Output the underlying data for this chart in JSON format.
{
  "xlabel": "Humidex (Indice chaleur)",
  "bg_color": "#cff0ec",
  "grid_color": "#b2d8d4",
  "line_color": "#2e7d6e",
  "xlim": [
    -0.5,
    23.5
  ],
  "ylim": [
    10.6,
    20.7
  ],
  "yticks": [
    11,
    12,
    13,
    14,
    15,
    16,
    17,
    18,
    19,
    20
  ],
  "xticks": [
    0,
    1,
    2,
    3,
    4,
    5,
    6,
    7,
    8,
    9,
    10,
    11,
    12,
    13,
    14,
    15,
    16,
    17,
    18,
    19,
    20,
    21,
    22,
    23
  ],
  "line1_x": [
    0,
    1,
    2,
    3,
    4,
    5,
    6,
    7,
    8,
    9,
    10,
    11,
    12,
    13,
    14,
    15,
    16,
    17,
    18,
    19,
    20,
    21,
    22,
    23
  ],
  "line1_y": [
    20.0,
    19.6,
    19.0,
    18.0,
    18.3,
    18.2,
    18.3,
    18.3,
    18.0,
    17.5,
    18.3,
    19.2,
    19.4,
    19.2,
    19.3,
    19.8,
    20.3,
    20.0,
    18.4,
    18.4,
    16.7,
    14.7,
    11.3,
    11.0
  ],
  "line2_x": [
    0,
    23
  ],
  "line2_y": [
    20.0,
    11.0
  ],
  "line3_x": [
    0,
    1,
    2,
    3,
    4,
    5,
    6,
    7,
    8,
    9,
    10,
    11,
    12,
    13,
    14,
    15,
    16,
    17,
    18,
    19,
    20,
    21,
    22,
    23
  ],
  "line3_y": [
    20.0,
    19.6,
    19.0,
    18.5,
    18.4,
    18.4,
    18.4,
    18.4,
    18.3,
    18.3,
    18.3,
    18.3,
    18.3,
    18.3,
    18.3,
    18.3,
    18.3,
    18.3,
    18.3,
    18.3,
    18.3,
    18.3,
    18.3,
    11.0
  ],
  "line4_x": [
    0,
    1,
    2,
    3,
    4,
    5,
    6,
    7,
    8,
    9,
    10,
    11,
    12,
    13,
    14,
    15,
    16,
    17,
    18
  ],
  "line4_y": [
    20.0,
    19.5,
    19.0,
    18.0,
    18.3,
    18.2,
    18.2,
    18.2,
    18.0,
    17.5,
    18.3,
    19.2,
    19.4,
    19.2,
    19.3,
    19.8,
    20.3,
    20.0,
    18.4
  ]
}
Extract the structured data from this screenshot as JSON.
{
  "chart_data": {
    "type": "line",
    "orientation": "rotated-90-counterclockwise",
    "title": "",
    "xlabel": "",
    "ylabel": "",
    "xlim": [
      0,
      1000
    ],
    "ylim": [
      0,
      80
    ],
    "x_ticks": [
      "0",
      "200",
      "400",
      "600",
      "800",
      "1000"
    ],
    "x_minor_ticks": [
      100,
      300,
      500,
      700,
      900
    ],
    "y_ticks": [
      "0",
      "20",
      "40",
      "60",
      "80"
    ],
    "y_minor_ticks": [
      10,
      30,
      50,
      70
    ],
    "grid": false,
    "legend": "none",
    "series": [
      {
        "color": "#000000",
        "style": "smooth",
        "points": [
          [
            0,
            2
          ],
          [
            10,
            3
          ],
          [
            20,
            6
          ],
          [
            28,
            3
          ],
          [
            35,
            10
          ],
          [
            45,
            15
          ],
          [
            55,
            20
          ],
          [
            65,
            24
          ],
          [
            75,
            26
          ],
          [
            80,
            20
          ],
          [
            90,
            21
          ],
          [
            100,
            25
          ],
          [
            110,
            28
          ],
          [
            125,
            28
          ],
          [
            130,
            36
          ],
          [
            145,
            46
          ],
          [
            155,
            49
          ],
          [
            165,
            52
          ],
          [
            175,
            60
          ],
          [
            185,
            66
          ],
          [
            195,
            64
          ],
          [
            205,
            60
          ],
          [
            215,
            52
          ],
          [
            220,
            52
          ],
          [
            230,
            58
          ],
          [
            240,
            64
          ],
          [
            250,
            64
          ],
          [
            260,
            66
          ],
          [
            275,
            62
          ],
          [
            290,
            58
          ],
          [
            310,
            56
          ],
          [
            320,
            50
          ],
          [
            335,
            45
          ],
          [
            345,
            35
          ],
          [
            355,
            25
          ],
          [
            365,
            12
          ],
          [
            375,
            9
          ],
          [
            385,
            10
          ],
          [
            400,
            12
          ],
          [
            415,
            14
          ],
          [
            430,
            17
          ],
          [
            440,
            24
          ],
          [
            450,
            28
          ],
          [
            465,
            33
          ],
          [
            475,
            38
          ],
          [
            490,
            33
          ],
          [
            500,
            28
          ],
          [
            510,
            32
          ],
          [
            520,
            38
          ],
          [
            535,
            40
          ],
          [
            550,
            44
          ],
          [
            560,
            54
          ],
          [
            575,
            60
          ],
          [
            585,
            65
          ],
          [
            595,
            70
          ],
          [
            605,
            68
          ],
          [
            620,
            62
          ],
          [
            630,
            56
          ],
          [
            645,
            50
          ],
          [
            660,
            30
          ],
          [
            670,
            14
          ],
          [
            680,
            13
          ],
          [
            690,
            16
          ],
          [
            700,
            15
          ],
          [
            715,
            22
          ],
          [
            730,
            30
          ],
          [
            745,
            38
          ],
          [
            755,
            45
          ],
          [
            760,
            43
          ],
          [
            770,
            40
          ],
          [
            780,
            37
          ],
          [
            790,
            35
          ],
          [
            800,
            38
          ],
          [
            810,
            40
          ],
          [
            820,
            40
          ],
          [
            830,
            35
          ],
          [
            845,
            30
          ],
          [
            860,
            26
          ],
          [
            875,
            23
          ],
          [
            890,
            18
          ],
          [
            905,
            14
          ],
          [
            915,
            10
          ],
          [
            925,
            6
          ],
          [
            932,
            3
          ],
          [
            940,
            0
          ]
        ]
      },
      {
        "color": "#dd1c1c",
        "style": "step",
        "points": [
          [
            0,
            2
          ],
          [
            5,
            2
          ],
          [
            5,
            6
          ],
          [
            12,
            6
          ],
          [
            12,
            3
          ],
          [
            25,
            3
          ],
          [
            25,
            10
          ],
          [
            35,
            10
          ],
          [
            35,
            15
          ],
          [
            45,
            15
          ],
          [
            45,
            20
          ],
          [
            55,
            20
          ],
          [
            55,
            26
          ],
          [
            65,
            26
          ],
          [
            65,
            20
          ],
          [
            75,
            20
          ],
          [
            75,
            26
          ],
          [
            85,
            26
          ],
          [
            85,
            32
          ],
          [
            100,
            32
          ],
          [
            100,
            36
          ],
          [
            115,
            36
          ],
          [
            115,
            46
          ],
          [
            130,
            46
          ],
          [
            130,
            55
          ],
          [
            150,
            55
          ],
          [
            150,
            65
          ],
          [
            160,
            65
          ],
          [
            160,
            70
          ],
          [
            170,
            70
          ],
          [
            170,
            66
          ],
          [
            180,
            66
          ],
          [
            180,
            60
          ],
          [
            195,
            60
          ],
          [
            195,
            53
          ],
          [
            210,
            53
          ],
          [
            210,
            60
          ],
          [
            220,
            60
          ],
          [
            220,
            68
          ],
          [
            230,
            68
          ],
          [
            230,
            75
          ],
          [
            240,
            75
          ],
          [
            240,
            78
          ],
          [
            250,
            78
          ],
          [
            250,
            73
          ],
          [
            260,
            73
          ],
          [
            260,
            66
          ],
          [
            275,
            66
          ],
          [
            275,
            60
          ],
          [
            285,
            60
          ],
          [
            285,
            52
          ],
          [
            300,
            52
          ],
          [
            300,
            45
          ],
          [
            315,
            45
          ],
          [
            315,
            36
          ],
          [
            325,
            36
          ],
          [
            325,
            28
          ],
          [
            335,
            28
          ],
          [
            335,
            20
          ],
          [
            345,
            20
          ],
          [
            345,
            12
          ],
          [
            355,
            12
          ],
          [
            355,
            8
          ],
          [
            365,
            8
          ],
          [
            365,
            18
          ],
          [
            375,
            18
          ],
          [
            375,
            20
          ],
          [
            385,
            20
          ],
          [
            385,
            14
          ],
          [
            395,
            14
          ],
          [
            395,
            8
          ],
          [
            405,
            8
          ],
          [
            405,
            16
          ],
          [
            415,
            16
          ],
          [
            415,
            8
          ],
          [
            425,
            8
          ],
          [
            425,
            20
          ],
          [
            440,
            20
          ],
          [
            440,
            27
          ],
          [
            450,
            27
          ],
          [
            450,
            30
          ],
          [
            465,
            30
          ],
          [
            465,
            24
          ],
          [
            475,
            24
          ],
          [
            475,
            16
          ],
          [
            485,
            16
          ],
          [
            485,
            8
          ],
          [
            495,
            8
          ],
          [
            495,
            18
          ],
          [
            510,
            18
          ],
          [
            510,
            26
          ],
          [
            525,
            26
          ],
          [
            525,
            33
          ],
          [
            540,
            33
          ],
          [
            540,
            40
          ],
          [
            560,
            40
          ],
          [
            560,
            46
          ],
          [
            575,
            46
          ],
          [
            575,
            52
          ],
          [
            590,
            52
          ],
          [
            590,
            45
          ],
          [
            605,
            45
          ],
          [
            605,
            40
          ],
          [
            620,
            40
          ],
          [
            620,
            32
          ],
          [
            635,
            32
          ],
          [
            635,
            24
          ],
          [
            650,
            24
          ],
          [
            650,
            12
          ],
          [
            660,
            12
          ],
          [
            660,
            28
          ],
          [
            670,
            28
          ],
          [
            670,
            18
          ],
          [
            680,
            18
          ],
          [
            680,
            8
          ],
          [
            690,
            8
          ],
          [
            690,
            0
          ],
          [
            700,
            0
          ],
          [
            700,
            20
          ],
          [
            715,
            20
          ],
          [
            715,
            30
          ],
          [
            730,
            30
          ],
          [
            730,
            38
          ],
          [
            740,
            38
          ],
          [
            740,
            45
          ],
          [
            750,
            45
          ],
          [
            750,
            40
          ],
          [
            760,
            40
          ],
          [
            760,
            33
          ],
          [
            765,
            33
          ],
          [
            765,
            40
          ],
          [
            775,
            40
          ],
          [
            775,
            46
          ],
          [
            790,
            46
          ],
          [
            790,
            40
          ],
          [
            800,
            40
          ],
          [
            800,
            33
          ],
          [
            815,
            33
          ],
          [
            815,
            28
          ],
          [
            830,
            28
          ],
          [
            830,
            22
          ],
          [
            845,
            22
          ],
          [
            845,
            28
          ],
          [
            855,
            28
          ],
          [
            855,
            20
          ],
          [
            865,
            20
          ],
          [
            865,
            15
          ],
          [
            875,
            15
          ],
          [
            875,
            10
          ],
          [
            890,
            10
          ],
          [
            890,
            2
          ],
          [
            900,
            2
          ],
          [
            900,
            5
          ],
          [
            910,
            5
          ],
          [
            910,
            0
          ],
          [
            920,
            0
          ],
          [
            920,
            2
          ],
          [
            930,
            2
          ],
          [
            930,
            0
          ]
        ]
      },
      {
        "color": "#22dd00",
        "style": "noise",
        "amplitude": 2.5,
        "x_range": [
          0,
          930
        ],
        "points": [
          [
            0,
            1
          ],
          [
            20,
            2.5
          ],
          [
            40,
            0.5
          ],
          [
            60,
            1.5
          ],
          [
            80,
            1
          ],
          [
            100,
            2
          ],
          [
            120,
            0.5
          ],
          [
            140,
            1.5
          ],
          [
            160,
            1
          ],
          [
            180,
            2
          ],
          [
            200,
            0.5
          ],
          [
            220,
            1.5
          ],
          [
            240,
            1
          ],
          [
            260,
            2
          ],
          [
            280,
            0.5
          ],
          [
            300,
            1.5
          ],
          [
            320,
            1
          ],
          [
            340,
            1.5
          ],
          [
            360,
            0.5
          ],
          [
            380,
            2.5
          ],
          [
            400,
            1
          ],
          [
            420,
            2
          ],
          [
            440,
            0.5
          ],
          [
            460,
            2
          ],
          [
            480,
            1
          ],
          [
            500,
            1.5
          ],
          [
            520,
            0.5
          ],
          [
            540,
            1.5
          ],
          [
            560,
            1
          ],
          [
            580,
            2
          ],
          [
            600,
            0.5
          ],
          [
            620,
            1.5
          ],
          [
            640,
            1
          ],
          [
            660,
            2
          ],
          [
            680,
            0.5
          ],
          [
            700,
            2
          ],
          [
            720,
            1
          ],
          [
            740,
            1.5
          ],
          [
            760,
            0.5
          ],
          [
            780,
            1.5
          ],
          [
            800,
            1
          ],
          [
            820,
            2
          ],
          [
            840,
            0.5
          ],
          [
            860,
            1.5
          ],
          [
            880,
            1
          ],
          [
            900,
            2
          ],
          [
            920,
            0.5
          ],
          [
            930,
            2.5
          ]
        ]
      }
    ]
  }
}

══════════

_WHAT THE TASK ASKS_
How many lines of the records contain the string "JSON"? Respond with the number alone.

_ANSWER TO THIS PROBLEM_
2